> The task
Would you return the complete listing below word for word?
[start Dataset content]
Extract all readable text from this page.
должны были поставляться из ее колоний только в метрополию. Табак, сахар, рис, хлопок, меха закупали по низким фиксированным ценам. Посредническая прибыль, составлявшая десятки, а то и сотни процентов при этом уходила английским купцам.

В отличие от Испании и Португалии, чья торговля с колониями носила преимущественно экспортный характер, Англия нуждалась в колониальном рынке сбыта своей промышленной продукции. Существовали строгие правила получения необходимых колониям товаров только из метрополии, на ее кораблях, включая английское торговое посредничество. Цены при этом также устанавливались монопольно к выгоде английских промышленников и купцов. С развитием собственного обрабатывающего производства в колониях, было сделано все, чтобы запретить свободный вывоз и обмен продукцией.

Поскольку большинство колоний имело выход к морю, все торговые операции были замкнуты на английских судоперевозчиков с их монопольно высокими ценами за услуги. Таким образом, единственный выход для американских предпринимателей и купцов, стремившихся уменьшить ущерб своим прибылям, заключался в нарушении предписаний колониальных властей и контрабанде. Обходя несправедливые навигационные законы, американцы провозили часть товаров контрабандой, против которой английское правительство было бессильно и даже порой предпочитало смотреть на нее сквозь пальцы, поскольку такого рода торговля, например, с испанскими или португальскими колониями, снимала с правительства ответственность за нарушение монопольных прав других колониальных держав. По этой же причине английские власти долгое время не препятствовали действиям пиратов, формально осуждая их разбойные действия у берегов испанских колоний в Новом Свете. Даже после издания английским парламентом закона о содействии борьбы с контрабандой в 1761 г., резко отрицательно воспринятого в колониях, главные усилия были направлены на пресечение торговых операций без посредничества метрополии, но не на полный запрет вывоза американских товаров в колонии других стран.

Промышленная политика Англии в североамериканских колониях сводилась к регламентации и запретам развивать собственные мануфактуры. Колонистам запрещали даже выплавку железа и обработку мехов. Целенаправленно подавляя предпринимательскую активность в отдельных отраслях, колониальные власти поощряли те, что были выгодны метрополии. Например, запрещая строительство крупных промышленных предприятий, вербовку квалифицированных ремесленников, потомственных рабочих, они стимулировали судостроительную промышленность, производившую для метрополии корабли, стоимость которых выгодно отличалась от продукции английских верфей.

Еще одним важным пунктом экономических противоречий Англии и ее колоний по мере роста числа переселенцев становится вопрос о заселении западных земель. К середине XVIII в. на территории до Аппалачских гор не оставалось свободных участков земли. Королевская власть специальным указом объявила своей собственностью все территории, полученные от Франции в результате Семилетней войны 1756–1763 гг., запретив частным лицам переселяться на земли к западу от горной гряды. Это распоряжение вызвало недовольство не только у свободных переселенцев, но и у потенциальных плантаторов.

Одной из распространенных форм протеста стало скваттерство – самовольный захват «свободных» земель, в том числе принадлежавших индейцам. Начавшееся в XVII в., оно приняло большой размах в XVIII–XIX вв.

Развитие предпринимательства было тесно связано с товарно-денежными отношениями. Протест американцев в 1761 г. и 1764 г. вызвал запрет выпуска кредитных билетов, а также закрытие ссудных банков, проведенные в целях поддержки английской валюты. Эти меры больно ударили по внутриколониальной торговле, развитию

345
[end Dataset content]
> The output
Extract all readable text from this page.
должны были поставляться из ее колоний только в метрополию. Табак, сахар, рис, хлопок, меха закупали по низким фиксированным ценам. Посредническая прибыль, составлявшая десятки, а то и сотни процентов при этом уходила английским купцам.

В отличие от Испании и Португалии, чья торговля с колониями носила преимущественно экспортный характер, Англия нуждалась в колониальном рынке сбыта своей промышленной продукции. Существовали строгие правила получения необходимых колониям товаров только из метрополии, на ее кораблях, включая английское торговое посредничество. Цены при этом также устанавливались монопольно к выгоде английских промышленников и купцов. С развитием собственного обрабатывающего производства в колониях, было сделано все, чтобы запретить свободный вывоз и обмен продукцией.

Поскольку большинство колоний имело выход к морю, все торговые операции были замкнуты на английских судоперевозчиков с их монопольно высокими ценами за услуги. Таким образом, единственный выход для американских предпринимателей и купцов, стремившихся уменьшить ущерб своим прибылям, заключался в нарушении предписаний колониальных властей и контрабанде. Обходя несправедливые навигационные законы, американцы провозили часть товаров контрабандой, против которой английское правительство было бессильно и даже порой предпочитало смотреть на нее сквозь пальцы, поскольку такого рода торговля, например, с испанскими или португальскими колониями, снимала с правительства ответственность за нарушение монопольных прав других колониальных держав. По этой же причине английские власти долгое время не препятствовали действиям пиратов, формально осуждая их разбойные действия у берегов испанских колоний в Новом Свете. Даже после издания английским парламентом закона о содействии борьбы с контрабандой в 1761 г., резко отрицательно воспринятого в колониях, главные усилия были направлены на пресечение торговых операций без посредничества метрополии, но не на полный запрет вывоза американских товаров в колонии других стран.

Промышленная политика Англии в североамериканских колониях сводилась к регламентации и запретам развивать собственные мануфактуры. Колонистам запрещали даже выплавку железа и обработку мехов. Целенаправленно подавляя предпринимательскую активность в отдельных отраслях, колониальные власти поощряли те, что были выгодны метрополии. Например, запрещая строительство крупных промышленных предприятий, вербовку квалифицированных ремесленников, потомственных рабочих, они стимулировали судостроительную промышленность, производившую для метрополии корабли, стоимость которых выгодно отличалась от продукции английских верфей.

Еще одним важным пунктом экономических противоречий Англии и ее колоний по мере роста числа переселенцев становится вопрос о заселении западных земель. К середине XVIII в. на территории до Аппалачских гор не оставалось свободных участков земли. Королевская власть специальным указом объявила своей собственностью все территории, полученные от Франции в результате Семилетней войны 1756–1763 гг., запретив частным лицам переселяться на земли к западу от горной гряды. Это распоряжение вызвало недовольство не только у свободных переселенцев, но и у потенциальных плантаторов.

Одной из распространенных форм протеста стало скваттерство – самовольный захват «свободных» земель, в том числе принадлежавших индейцам. Начавшееся в XVII в., оно приняло большой размах в XVIII–XIX вв.

Развитие предпринимательства было тесно связано с товарно-денежными отношениями. Протест американцев в 1761 г. и 1764 г. вызвал запрет выпуска кредитных билетов, а также закрытие ссудных банков, проведенные в целях поддержки английской валюты. Эти меры больно ударили по внутриколониальной торговле, развитию

345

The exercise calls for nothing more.